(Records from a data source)
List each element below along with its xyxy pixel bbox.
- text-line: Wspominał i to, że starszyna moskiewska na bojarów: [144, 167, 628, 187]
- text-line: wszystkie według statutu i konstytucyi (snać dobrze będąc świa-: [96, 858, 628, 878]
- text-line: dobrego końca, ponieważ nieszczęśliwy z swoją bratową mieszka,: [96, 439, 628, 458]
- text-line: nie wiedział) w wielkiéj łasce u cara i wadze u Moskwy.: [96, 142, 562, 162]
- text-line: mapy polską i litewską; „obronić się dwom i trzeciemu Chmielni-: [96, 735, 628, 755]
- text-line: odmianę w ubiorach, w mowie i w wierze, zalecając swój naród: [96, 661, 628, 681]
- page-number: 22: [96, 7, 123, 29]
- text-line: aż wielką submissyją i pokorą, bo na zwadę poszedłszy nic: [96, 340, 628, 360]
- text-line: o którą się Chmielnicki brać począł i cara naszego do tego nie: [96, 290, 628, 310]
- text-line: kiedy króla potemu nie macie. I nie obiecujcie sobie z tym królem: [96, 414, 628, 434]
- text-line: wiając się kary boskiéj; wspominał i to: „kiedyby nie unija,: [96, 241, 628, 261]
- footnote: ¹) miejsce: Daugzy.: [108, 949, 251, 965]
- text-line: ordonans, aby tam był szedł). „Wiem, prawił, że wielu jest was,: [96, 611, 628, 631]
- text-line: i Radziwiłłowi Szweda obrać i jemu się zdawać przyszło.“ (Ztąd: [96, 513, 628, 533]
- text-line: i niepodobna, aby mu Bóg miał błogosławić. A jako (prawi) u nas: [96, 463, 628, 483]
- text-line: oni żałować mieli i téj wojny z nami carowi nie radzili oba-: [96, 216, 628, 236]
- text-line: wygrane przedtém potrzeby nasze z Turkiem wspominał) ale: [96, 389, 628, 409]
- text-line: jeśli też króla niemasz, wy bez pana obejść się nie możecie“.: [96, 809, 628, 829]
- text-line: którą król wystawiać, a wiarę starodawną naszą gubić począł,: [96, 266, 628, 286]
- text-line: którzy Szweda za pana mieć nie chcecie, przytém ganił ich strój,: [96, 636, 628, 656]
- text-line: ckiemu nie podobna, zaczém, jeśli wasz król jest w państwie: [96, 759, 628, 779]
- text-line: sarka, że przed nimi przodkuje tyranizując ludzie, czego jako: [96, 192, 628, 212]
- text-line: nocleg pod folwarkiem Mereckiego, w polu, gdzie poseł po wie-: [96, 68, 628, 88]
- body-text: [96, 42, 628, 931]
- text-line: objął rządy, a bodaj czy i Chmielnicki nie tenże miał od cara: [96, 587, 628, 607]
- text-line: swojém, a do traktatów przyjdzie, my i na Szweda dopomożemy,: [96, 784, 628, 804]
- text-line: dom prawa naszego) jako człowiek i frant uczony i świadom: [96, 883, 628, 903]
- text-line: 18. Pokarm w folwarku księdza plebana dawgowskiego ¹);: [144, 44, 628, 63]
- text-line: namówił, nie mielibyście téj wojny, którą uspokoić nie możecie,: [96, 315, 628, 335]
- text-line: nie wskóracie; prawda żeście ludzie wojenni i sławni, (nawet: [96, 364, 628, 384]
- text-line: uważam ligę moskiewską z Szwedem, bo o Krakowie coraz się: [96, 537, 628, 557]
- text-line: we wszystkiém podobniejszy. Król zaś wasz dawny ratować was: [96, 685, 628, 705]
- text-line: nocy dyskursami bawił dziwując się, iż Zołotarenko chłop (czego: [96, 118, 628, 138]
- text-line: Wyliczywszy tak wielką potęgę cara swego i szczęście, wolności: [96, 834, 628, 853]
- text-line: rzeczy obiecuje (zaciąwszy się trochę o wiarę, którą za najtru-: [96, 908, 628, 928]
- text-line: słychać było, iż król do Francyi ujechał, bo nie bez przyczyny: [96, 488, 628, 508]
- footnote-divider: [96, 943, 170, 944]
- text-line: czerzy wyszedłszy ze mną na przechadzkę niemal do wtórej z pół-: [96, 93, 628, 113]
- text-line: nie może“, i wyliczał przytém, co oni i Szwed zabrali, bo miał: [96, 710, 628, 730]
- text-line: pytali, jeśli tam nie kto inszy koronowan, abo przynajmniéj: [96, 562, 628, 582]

TASK STATEMENT: Reproduce all of the records, swapping each "wojny" for "bitwy" and leaving everything else as it is.

COMPLETED TASK:
List each element below along with its xyxy pixel bbox.
- text-line: Wspominał i to, że starszyna moskiewska na bojarów: [144, 167, 628, 187]
- text-line: wszystkie według statutu i konstytucyi (snać dobrze będąc świa-: [96, 858, 628, 878]
- text-line: dobrego końca, ponieważ nieszczęśliwy z swoją bratową mieszka,: [96, 439, 628, 458]
- text-line: nie wiedział) w wielkiéj łasce u cara i wadze u Moskwy.: [96, 142, 562, 162]
- text-line: mapy polską i litewską; „obronić się dwom i trzeciemu Chmielni-: [96, 735, 628, 755]
- text-line: odmianę w ubiorach, w mowie i w wierze, zalecając swój naród: [96, 661, 628, 681]
- page-number: 22: [96, 7, 123, 29]
- text-line: aż wielką submissyją i pokorą, bo na zwadę poszedłszy nic: [96, 340, 628, 360]
- text-line: o którą się Chmielnicki brać począł i cara naszego do tego nie: [96, 290, 628, 310]
- text-line: kiedy króla potemu nie macie. I nie obiecujcie sobie z tym królem: [96, 414, 628, 434]
- text-line: wiając się kary boskiéj; wspominał i to: „kiedyby nie unija,: [96, 241, 628, 261]
- footnote: ¹) miejsce: Daugzy.: [108, 949, 251, 965]
- text-line: ordonans, aby tam był szedł). „Wiem, prawił, że wielu jest was,: [96, 611, 628, 631]
- text-line: i Radziwiłłowi Szweda obrać i jemu się zdawać przyszło.“ (Ztąd: [96, 513, 628, 533]
- text-line: i niepodobna, aby mu Bóg miał błogosławić. A jako (prawi) u nas: [96, 463, 628, 483]
- text-line: oni żałować mieli i téj bitwy z nami carowi nie radzili oba-: [96, 216, 628, 236]
- text-line: wygrane przedtém potrzeby nasze z Turkiem wspominał) ale: [96, 389, 628, 409]
- text-line: jeśli też króla niemasz, wy bez pana obejść się nie możecie“.: [96, 809, 628, 829]
- text-line: którą król wystawiać, a wiarę starodawną naszą gubić począł,: [96, 266, 628, 286]
- text-line: którzy Szweda za pana mieć nie chcecie, przytém ganił ich strój,: [96, 636, 628, 656]
- text-line: ckiemu nie podobna, zaczém, jeśli wasz król jest w państwie: [96, 759, 628, 779]
- text-line: sarka, że przed nimi przodkuje tyranizując ludzie, czego jako: [96, 192, 628, 212]
- text-line: nocleg pod folwarkiem Mereckiego, w polu, gdzie poseł po wie-: [96, 68, 628, 88]
- body-text: [96, 42, 628, 931]
- text-line: objął rządy, a bodaj czy i Chmielnicki nie tenże miał od cara: [96, 587, 628, 607]
- text-line: swojém, a do traktatów przyjdzie, my i na Szweda dopomożemy,: [96, 784, 628, 804]
- text-line: dom prawa naszego) jako człowiek i frant uczony i świadom: [96, 883, 628, 903]
- text-line: 18. Pokarm w folwarku księdza plebana dawgowskiego ¹);: [144, 44, 628, 63]
- text-line: namówił, nie mielibyście téj bitwy, którą uspokoić nie możecie,: [96, 315, 628, 335]
- text-line: nie wskóracie; prawda żeście ludzie wojenni i sławni, (nawet: [96, 364, 628, 384]
- text-line: uważam ligę moskiewską z Szwedem, bo o Krakowie coraz się: [96, 537, 628, 557]
- text-line: we wszystkiém podobniejszy. Król zaś wasz dawny ratować was: [96, 685, 628, 705]
- text-line: nocy dyskursami bawił dziwując się, iż Zołotarenko chłop (czego: [96, 118, 628, 138]
- text-line: Wyliczywszy tak wielką potęgę cara swego i szczęście, wolności: [96, 834, 628, 853]
- text-line: rzeczy obiecuje (zaciąwszy się trochę o wiarę, którą za najtru-: [96, 908, 628, 928]
- text-line: słychać było, iż król do Francyi ujechał, bo nie bez przyczyny: [96, 488, 628, 508]
- footnote-divider: [96, 943, 170, 944]
- text-line: czerzy wyszedłszy ze mną na przechadzkę niemal do wtórej z pół-: [96, 93, 628, 113]
- text-line: nie może“, i wyliczał przytém, co oni i Szwed zabrali, bo miał: [96, 710, 628, 730]
- text-line: pytali, jeśli tam nie kto inszy koronowan, abo przynajmniéj: [96, 562, 628, 582]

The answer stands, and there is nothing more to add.